Will you output all of the data below exactly, omitting the images?
((
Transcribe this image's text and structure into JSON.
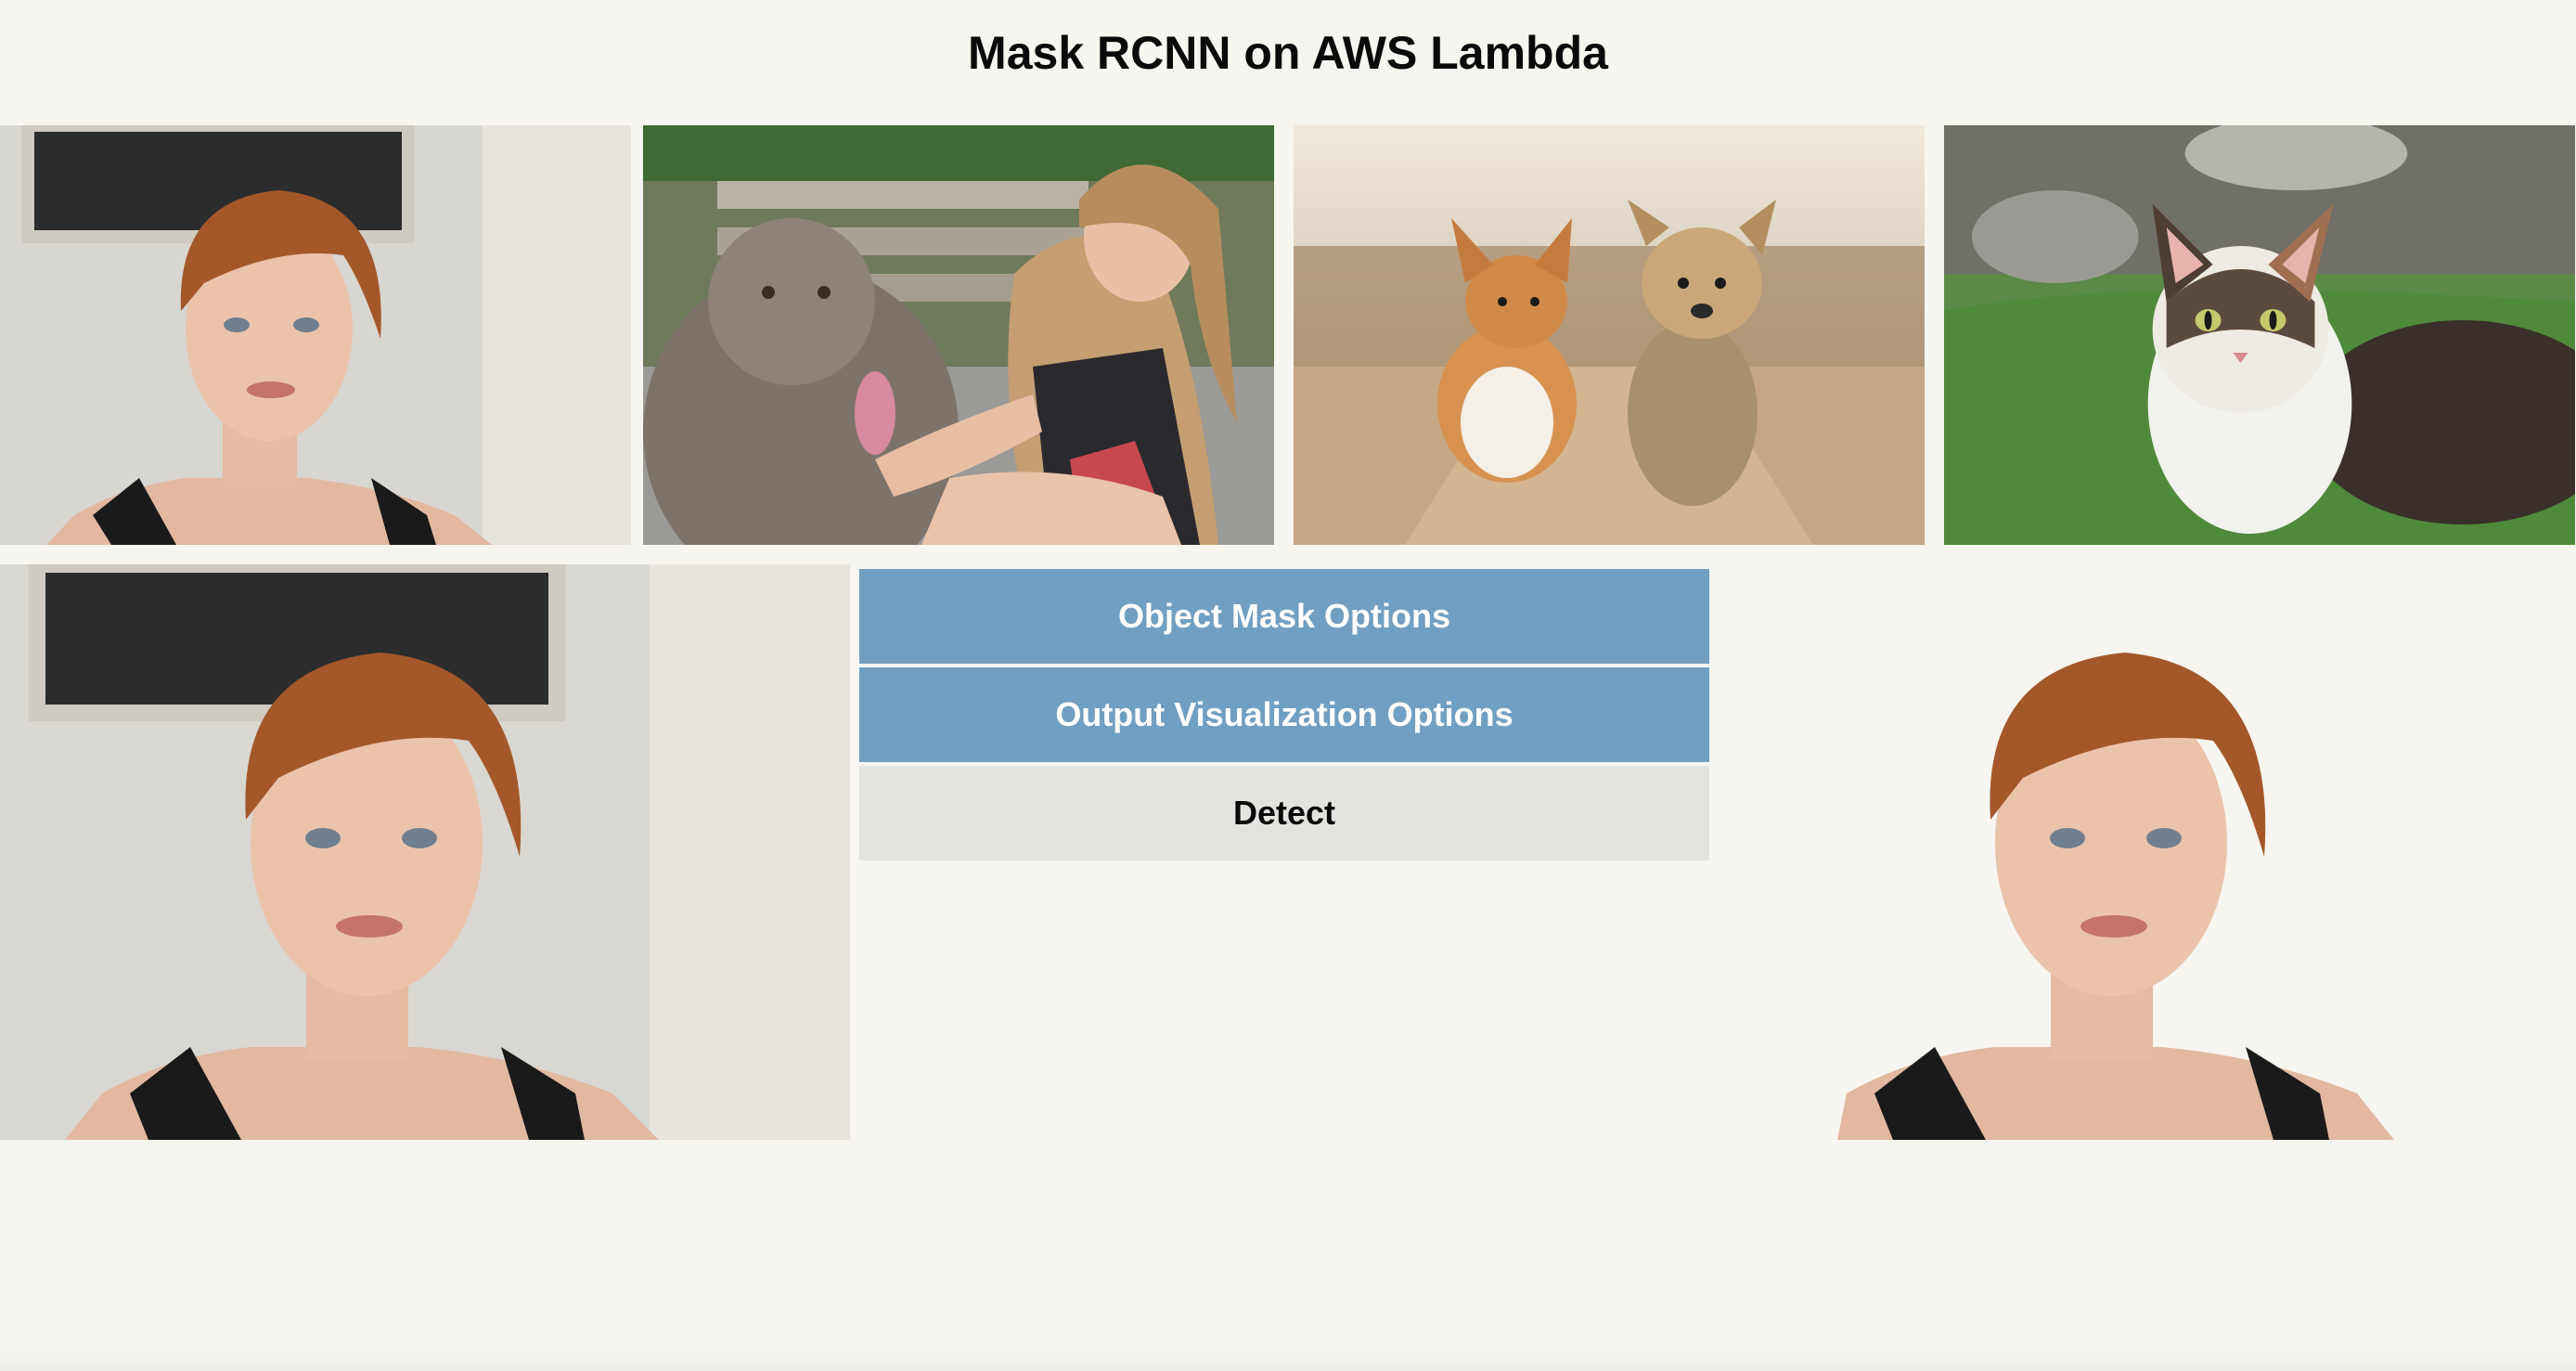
{
  "page": {
    "title": "Mask RCNN on AWS Lambda"
  },
  "gallery": {
    "items": [
      {
        "name": "woman-with-red-hair",
        "icon": "woman-photo"
      },
      {
        "name": "woman-with-dog",
        "icon": "woman-dog-photo"
      },
      {
        "name": "two-dogs-running",
        "icon": "dogs-photo"
      },
      {
        "name": "cat-in-grass",
        "icon": "cat-photo"
      }
    ]
  },
  "controls": {
    "mask_options_label": "Object Mask Options",
    "visualization_options_label": "Output Visualization Options",
    "detect_label": "Detect"
  },
  "colors": {
    "background": "#f6f5f0",
    "accent_button": "#719fc1",
    "detect_button": "#e4e3df"
  }
}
))
### [SOLUTION FOR THIS TASK]
Transcribe this image's text and structure into JSON.
{
  "page": {
    "title": "Mask RCNN on AWS Lambda"
  },
  "gallery": {
    "items": [
      {
        "name": "woman-with-red-hair",
        "icon": "woman-photo"
      },
      {
        "name": "woman-with-dog",
        "icon": "woman-dog-photo"
      },
      {
        "name": "two-dogs-running",
        "icon": "dogs-photo"
      },
      {
        "name": "cat-in-grass",
        "icon": "cat-photo"
      }
    ]
  },
  "controls": {
    "mask_options_label": "Object Mask Options",
    "visualization_options_label": "Output Visualization Options",
    "detect_label": "Detect"
  },
  "colors": {
    "background": "#f6f5f0",
    "accent_button": "#719fc1",
    "detect_button": "#e4e3df"
  }
}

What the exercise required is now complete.